Directions
Extract all records. Keep each one exact.

Data entries:
--- Begin ---

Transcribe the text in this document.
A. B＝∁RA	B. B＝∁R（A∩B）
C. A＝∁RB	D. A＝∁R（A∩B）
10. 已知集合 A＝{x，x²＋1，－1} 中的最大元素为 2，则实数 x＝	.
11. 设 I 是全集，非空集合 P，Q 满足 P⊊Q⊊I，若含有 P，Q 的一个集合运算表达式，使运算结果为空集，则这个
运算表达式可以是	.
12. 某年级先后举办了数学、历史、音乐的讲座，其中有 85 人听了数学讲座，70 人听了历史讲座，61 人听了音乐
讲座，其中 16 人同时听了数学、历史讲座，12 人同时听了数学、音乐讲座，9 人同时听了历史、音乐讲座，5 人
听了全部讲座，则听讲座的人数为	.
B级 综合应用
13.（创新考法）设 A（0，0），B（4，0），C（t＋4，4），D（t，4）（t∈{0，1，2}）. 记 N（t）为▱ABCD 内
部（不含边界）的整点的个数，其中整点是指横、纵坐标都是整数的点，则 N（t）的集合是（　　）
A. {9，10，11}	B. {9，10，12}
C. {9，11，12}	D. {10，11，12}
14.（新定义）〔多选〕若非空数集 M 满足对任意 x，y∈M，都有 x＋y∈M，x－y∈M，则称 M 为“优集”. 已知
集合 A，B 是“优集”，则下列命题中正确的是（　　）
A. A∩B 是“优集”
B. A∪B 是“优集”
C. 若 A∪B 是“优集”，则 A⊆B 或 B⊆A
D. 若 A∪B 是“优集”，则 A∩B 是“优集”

--- End ---

Correct output
Transcribe the text in this document.
A. B＝∁RA	B. B＝∁R（A∩B）
C. A＝∁RB	D. A＝∁R（A∩B）
10. 已知集合 A＝{x，x²＋1，－1} 中的最大元素为 2，则实数 x＝	.
11. 设 I 是全集，非空集合 P，Q 满足 P⊊Q⊊I，若含有 P，Q 的一个集合运算表达式，使运算结果为空集，则这个
运算表达式可以是	.
12. 某年级先后举办了数学、历史、音乐的讲座，其中有 85 人听了数学讲座，70 人听了历史讲座，61 人听了音乐
讲座，其中 16 人同时听了数学、历史讲座，12 人同时听了数学、音乐讲座，9 人同时听了历史、音乐讲座，5 人
听了全部讲座，则听讲座的人数为	.
B级 综合应用
13.（创新考法）设 A（0，0），B（4，0），C（t＋4，4），D（t，4）（t∈{0，1，2}）. 记 N（t）为▱ABCD 内
部（不含边界）的整点的个数，其中整点是指横、纵坐标都是整数的点，则 N（t）的集合是（　　）
A. {9，10，11}	B. {9，10，12}
C. {9，11，12}	D. {10，11，12}
14.（新定义）〔多选〕若非空数集 M 满足对任意 x，y∈M，都有 x＋y∈M，x－y∈M，则称 M 为“优集”. 已知
集合 A，B 是“优集”，则下列命题中正确的是（　　）
A. A∩B 是“优集”
B. A∪B 是“优集”
C. 若 A∪B 是“优集”，则 A⊆B 或 B⊆A
D. 若 A∪B 是“优集”，则 A∩B 是“优集”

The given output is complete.